▶ **Set exercise**
Review the material and extract every line in which the word "Buffer" occurs.

>> begin

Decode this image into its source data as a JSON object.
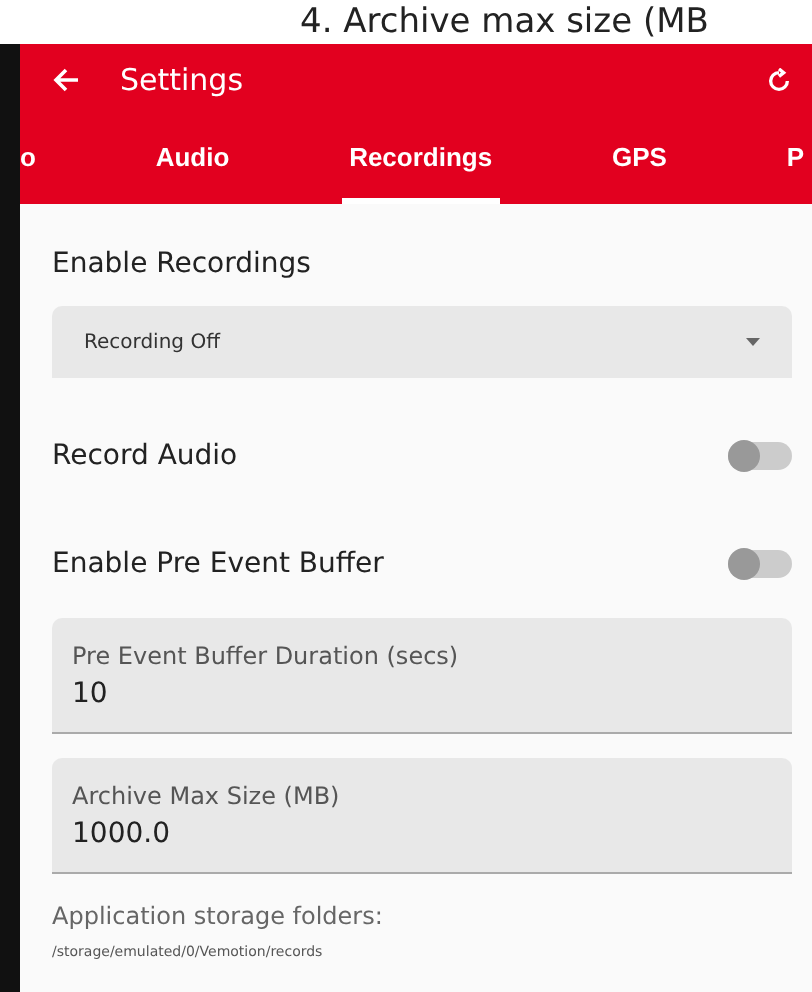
{
  "caption": "4.  Archive max size (MB",
  "app_bar": {
    "title": "Settings"
  },
  "tabs": [
    {
      "label": "o",
      "selected": false
    },
    {
      "label": "Audio",
      "selected": false
    },
    {
      "label": "Recordings",
      "selected": true
    },
    {
      "label": "GPS",
      "selected": false
    },
    {
      "label": "P",
      "selected": false
    }
  ],
  "settings": [
    {
      "kind": "header",
      "label": "Enable Recordings"
    },
    {
      "kind": "dropdown",
      "value": "Recording Off"
    },
    {
      "kind": "switch",
      "label": "Record Audio",
      "on": false
    },
    {
      "kind": "switch",
      "label": "Enable Pre Event Buffer",
      "on": false
    },
    {
      "kind": "field",
      "label": "Pre Event Buffer Duration (secs)",
      "value": "10"
    },
    {
      "kind": "field",
      "label": "Archive Max Size (MB)",
      "value": "1000.0"
    },
    {
      "kind": "info",
      "label": "Application storage folders:",
      "value": "/storage/emulated/0/Vemotion/records"
    }
  ]
}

>> end

▶ **Result below**
      "label": "Enable Pre Event Buffer",
      "label": "Pre Event Buffer Duration (secs)",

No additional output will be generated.